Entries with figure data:
-- BEGIN --

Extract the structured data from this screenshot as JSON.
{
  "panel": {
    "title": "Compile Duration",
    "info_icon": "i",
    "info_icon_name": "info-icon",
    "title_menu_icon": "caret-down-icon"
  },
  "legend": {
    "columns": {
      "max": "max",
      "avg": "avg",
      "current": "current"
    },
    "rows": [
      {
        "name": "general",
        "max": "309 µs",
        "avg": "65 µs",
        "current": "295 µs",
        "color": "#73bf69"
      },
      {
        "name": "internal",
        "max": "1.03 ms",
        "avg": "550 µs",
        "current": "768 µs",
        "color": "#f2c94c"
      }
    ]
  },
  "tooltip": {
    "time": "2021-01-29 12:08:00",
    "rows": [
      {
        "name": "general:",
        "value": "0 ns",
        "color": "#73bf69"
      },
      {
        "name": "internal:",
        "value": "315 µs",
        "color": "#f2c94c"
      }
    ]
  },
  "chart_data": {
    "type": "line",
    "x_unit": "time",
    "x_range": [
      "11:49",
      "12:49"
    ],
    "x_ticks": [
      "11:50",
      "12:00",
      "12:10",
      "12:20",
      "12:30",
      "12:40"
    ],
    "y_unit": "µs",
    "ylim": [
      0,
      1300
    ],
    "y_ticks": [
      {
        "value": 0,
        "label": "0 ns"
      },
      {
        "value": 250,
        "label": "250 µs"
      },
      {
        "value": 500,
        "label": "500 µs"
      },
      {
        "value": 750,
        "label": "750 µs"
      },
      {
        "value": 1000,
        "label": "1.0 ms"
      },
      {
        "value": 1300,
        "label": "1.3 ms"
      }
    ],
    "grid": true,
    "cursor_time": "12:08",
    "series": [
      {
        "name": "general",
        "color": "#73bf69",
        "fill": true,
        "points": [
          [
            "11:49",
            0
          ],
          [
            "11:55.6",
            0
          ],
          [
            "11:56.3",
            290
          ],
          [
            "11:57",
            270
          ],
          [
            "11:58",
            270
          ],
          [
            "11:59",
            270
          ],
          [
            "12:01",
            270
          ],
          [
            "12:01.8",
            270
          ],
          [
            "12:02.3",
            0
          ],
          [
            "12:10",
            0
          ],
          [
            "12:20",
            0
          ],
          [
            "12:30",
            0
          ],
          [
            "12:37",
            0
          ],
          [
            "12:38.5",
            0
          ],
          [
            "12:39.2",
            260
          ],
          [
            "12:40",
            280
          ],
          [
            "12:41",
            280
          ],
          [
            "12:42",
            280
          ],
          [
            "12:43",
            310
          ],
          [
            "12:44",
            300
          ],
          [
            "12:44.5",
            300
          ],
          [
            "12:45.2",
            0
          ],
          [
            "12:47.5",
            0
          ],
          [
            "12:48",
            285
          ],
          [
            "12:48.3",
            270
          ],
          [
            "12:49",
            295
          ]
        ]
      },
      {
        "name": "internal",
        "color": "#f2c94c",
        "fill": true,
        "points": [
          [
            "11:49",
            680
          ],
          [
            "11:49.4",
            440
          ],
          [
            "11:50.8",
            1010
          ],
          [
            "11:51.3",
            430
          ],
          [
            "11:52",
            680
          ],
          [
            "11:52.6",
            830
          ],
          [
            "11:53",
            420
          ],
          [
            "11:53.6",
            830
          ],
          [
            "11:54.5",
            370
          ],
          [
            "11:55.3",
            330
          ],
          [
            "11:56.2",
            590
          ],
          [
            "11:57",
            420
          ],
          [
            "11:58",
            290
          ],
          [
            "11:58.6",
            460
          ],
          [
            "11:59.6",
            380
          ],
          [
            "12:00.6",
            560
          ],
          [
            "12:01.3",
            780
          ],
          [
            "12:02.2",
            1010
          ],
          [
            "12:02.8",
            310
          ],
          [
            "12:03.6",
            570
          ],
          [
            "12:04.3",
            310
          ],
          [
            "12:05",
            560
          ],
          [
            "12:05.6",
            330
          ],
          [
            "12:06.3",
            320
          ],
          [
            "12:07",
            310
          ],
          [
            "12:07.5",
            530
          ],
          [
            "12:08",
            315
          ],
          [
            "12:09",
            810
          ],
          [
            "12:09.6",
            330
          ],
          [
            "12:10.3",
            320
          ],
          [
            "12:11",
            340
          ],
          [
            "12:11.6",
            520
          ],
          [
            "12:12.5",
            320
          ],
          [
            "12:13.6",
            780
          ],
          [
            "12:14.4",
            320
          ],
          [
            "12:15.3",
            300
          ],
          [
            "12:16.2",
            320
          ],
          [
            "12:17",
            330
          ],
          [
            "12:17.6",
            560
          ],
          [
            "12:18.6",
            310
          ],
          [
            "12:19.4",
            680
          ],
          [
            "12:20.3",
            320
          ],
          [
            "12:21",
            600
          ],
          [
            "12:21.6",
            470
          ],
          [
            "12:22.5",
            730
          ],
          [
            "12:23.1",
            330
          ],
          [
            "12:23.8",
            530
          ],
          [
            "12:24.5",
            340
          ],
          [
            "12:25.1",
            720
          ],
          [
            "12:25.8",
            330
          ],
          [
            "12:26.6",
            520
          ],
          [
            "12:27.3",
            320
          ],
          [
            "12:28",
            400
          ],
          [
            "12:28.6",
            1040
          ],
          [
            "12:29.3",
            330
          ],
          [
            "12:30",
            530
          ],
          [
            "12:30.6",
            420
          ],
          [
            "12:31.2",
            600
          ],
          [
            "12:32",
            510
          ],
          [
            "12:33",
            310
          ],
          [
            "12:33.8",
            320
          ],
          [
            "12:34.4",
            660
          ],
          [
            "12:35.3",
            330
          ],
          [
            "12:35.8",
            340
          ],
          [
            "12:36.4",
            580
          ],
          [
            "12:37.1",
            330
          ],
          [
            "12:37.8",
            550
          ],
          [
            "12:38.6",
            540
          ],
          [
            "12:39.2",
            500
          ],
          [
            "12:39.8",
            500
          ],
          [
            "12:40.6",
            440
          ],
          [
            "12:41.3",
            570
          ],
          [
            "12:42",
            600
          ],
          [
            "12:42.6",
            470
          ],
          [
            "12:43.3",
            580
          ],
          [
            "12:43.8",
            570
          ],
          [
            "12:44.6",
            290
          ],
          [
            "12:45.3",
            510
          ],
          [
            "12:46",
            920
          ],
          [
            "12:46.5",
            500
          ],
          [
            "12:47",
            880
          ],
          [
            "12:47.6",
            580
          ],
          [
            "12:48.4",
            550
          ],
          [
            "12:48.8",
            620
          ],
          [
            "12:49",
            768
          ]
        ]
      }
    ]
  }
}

-- END --

Directive - Every record shown above should be written out again exactly.

Response for this exercise -
Extract the structured data from this screenshot as JSON.
{
  "panel": {
    "title": "Compile Duration",
    "info_icon": "i",
    "info_icon_name": "info-icon",
    "title_menu_icon": "caret-down-icon"
  },
  "legend": {
    "columns": {
      "max": "max",
      "avg": "avg",
      "current": "current"
    },
    "rows": [
      {
        "name": "general",
        "max": "309 µs",
        "avg": "65 µs",
        "current": "295 µs",
        "color": "#73bf69"
      },
      {
        "name": "internal",
        "max": "1.03 ms",
        "avg": "550 µs",
        "current": "768 µs",
        "color": "#f2c94c"
      }
    ]
  },
  "tooltip": {
    "time": "2021-01-29 12:08:00",
    "rows": [
      {
        "name": "general:",
        "value": "0 ns",
        "color": "#73bf69"
      },
      {
        "name": "internal:",
        "value": "315 µs",
        "color": "#f2c94c"
      }
    ]
  },
  "chart_data": {
    "type": "line",
    "x_unit": "time",
    "x_range": [
      "11:49",
      "12:49"
    ],
    "x_ticks": [
      "11:50",
      "12:00",
      "12:10",
      "12:20",
      "12:30",
      "12:40"
    ],
    "y_unit": "µs",
    "ylim": [
      0,
      1300
    ],
    "y_ticks": [
      {
        "value": 0,
        "label": "0 ns"
      },
      {
        "value": 250,
        "label": "250 µs"
      },
      {
        "value": 500,
        "label": "500 µs"
      },
      {
        "value": 750,
        "label": "750 µs"
      },
      {
        "value": 1000,
        "label": "1.0 ms"
      },
      {
        "value": 1300,
        "label": "1.3 ms"
      }
    ],
    "grid": true,
    "cursor_time": "12:08",
    "series": [
      {
        "name": "general",
        "color": "#73bf69",
        "fill": true,
        "points": [
          [
            "11:49",
            0
          ],
          [
            "11:55.6",
            0
          ],
          [
            "11:56.3",
            290
          ],
          [
            "11:57",
            270
          ],
          [
            "11:58",
            270
          ],
          [
            "11:59",
            270
          ],
          [
            "12:01",
            270
          ],
          [
            "12:01.8",
            270
          ],
          [
            "12:02.3",
            0
          ],
          [
            "12:10",
            0
          ],
          [
            "12:20",
            0
          ],
          [
            "12:30",
            0
          ],
          [
            "12:37",
            0
          ],
          [
            "12:38.5",
            0
          ],
          [
            "12:39.2",
            260
          ],
          [
            "12:40",
            280
          ],
          [
            "12:41",
            280
          ],
          [
            "12:42",
            280
          ],
          [
            "12:43",
            310
          ],
          [
            "12:44",
            300
          ],
          [
            "12:44.5",
            300
          ],
          [
            "12:45.2",
            0
          ],
          [
            "12:47.5",
            0
          ],
          [
            "12:48",
            285
          ],
          [
            "12:48.3",
            270
          ],
          [
            "12:49",
            295
          ]
        ]
      },
      {
        "name": "internal",
        "color": "#f2c94c",
        "fill": true,
        "points": [
          [
            "11:49",
            680
          ],
          [
            "11:49.4",
            440
          ],
          [
            "11:50.8",
            1010
          ],
          [
            "11:51.3",
            430
          ],
          [
            "11:52",
            680
          ],
          [
            "11:52.6",
            830
          ],
          [
            "11:53",
            420
          ],
          [
            "11:53.6",
            830
          ],
          [
            "11:54.5",
            370
          ],
          [
            "11:55.3",
            330
          ],
          [
            "11:56.2",
            590
          ],
          [
            "11:57",
            420
          ],
          [
            "11:58",
            290
          ],
          [
            "11:58.6",
            460
          ],
          [
            "11:59.6",
            380
          ],
          [
            "12:00.6",
            560
          ],
          [
            "12:01.3",
            780
          ],
          [
            "12:02.2",
            1010
          ],
          [
            "12:02.8",
            310
          ],
          [
            "12:03.6",
            570
          ],
          [
            "12:04.3",
            310
          ],
          [
            "12:05",
            560
          ],
          [
            "12:05.6",
            330
          ],
          [
            "12:06.3",
            320
          ],
          [
            "12:07",
            310
          ],
          [
            "12:07.5",
            530
          ],
          [
            "12:08",
            315
          ],
          [
            "12:09",
            810
          ],
          [
            "12:09.6",
            330
          ],
          [
            "12:10.3",
            320
          ],
          [
            "12:11",
            340
          ],
          [
            "12:11.6",
            520
          ],
          [
            "12:12.5",
            320
          ],
          [
            "12:13.6",
            780
          ],
          [
            "12:14.4",
            320
          ],
          [
            "12:15.3",
            300
          ],
          [
            "12:16.2",
            320
          ],
          [
            "12:17",
            330
          ],
          [
            "12:17.6",
            560
          ],
          [
            "12:18.6",
            310
          ],
          [
            "12:19.4",
            680
          ],
          [
            "12:20.3",
            320
          ],
          [
            "12:21",
            600
          ],
          [
            "12:21.6",
            470
          ],
          [
            "12:22.5",
            730
          ],
          [
            "12:23.1",
            330
          ],
          [
            "12:23.8",
            530
          ],
          [
            "12:24.5",
            340
          ],
          [
            "12:25.1",
            720
          ],
          [
            "12:25.8",
            330
          ],
          [
            "12:26.6",
            520
          ],
          [
            "12:27.3",
            320
          ],
          [
            "12:28",
            400
          ],
          [
            "12:28.6",
            1040
          ],
          [
            "12:29.3",
            330
          ],
          [
            "12:30",
            530
          ],
          [
            "12:30.6",
            420
          ],
          [
            "12:31.2",
            600
          ],
          [
            "12:32",
            510
          ],
          [
            "12:33",
            310
          ],
          [
            "12:33.8",
            320
          ],
          [
            "12:34.4",
            660
          ],
          [
            "12:35.3",
            330
          ],
          [
            "12:35.8",
            340
          ],
          [
            "12:36.4",
            580
          ],
          [
            "12:37.1",
            330
          ],
          [
            "12:37.8",
            550
          ],
          [
            "12:38.6",
            540
          ],
          [
            "12:39.2",
            500
          ],
          [
            "12:39.8",
            500
          ],
          [
            "12:40.6",
            440
          ],
          [
            "12:41.3",
            570
          ],
          [
            "12:42",
            600
          ],
          [
            "12:42.6",
            470
          ],
          [
            "12:43.3",
            580
          ],
          [
            "12:43.8",
            570
          ],
          [
            "12:44.6",
            290
          ],
          [
            "12:45.3",
            510
          ],
          [
            "12:46",
            920
          ],
          [
            "12:46.5",
            500
          ],
          [
            "12:47",
            880
          ],
          [
            "12:47.6",
            580
          ],
          [
            "12:48.4",
            550
          ],
          [
            "12:48.8",
            620
          ],
          [
            "12:49",
            768
          ]
        ]
      }
    ]
  }
}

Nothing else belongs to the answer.